→ **WHAT YOU HAVE TO DO**
Show only lines that include "start".

→ **Items listed in a dataset**
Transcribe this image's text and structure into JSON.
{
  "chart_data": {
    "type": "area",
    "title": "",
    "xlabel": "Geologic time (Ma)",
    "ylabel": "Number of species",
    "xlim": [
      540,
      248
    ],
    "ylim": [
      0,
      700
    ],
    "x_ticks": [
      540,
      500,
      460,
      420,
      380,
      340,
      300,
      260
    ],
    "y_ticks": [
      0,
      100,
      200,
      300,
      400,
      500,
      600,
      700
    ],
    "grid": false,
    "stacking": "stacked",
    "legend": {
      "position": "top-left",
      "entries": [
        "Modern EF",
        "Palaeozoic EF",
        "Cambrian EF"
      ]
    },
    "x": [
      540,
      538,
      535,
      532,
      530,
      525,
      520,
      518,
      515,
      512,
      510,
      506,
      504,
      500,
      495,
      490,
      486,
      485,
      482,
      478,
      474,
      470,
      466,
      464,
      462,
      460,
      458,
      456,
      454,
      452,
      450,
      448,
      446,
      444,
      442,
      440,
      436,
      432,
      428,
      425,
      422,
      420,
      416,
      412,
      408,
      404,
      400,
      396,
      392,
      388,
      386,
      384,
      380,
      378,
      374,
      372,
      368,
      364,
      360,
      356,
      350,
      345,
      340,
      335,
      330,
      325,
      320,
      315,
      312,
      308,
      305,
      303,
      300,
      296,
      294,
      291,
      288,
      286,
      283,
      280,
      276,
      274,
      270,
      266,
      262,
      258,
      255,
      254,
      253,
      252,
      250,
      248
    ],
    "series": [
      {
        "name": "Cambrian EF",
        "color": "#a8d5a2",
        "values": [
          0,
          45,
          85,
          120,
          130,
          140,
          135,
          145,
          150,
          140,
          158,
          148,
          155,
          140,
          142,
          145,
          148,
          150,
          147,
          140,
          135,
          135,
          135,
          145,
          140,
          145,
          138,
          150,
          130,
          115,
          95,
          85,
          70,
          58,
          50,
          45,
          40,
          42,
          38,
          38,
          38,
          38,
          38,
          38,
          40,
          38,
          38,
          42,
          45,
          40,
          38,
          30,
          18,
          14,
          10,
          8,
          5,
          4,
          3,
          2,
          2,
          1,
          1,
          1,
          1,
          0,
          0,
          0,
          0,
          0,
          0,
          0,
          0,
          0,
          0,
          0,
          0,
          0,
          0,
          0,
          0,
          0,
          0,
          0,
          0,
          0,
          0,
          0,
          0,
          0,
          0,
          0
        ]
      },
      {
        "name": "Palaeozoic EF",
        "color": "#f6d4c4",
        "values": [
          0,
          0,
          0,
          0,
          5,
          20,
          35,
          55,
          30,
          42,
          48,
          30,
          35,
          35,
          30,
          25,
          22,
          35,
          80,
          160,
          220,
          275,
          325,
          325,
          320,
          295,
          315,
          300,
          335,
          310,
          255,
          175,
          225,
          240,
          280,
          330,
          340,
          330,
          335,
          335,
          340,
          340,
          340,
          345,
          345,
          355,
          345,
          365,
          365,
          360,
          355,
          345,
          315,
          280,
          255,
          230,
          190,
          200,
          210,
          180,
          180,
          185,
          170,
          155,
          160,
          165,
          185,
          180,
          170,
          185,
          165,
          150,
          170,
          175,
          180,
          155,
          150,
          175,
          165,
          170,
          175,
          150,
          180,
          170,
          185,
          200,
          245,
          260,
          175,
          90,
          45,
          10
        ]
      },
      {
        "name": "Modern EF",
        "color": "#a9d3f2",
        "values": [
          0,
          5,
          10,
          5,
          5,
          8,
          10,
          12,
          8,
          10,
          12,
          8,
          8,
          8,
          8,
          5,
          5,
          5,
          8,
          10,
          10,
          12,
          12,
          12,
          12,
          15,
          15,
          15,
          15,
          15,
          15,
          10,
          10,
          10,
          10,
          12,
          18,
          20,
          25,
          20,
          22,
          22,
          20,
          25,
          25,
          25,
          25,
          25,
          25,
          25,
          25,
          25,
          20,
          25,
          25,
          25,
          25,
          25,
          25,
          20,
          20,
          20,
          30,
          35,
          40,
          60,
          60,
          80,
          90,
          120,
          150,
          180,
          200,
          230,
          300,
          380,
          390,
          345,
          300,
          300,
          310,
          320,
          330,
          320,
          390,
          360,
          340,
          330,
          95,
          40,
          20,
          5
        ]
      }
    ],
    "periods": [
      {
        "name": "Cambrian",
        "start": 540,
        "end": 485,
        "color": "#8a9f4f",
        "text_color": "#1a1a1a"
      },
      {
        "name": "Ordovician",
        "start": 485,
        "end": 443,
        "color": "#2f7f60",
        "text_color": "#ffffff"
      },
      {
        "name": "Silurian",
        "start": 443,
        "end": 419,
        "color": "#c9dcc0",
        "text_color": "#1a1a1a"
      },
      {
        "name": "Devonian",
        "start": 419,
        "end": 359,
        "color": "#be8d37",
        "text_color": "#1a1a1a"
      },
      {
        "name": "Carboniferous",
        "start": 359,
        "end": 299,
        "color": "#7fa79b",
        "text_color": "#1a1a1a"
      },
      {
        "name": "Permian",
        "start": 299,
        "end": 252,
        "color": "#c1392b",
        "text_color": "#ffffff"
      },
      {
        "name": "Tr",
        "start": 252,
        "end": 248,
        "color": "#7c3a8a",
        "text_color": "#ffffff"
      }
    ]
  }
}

→ **SOLUTION FOR THIS TASK**
        "start": 540,
        "start": 485,
        "start": 443,
        "start": 419,
        "start": 359,
        "start": 299,
        "start": 252,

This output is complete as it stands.